### DIRECTIONS
Images should be left out, and everything else in the listing reproduced exactly.
— begin SUPPLIED ENTRIES —
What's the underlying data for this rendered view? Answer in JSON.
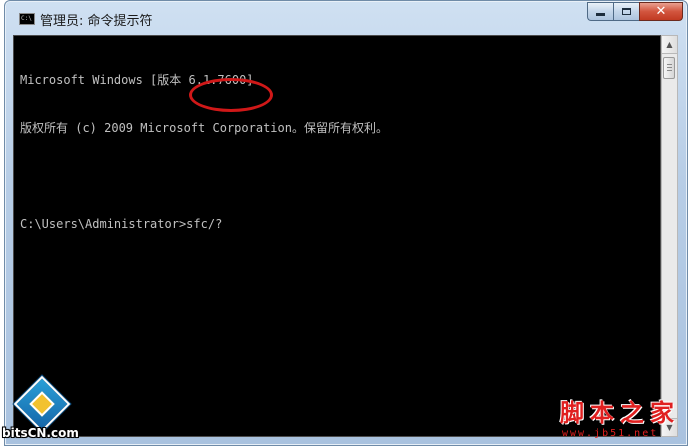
{
  "window": {
    "title": "管理员: 命令提示符",
    "icon": "cmd-icon"
  },
  "caption_buttons": {
    "minimize_icon": "minimize-icon",
    "maximize_icon": "maximize-icon",
    "close_icon": "close-icon",
    "close_glyph": "✕"
  },
  "console": {
    "lines": [
      "Microsoft Windows [版本 6.1.7600]",
      "版权所有 (c) 2009 Microsoft Corporation。保留所有权利。",
      "",
      "C:\\Users\\Administrator>sfc/?"
    ],
    "text_color": "#c0c0c0",
    "background": "#000000",
    "annotation_color": "#d01818"
  },
  "scrollbar": {
    "up_glyph": "▲",
    "down_glyph": "▼"
  },
  "watermarks": {
    "left_text": "bitsCN.com",
    "right_title": "脚本之家",
    "right_url": "www.jb51.net"
  }
}
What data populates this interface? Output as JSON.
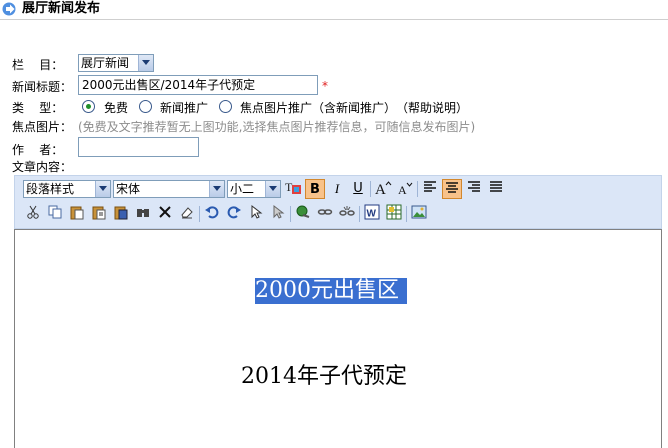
— end SUPPLIED ENTRIES —
### ANSWER IN FULL
What's the underlying data for this rendered view? Answer in JSON.
{
  "window": {
    "title": "管理员: 命令提示符",
    "icon": "cmd-icon"
  },
  "caption_buttons": {
    "minimize_icon": "minimize-icon",
    "maximize_icon": "maximize-icon",
    "close_icon": "close-icon",
    "close_glyph": "✕"
  },
  "console": {
    "lines": [
      "Microsoft Windows [版本 6.1.7600]",
      "版权所有 (c) 2009 Microsoft Corporation。保留所有权利。",
      "",
      "C:\\Users\\Administrator>sfc/?"
    ],
    "text_color": "#c0c0c0",
    "background": "#000000",
    "annotation_color": "#d01818"
  },
  "scrollbar": {
    "up_glyph": "▲",
    "down_glyph": "▼"
  },
  "watermarks": {
    "left_text": "bitsCN.com",
    "right_title": "脚本之家",
    "right_url": "www.jb51.net"
  }
}
What data populates this interface? Output as JSON.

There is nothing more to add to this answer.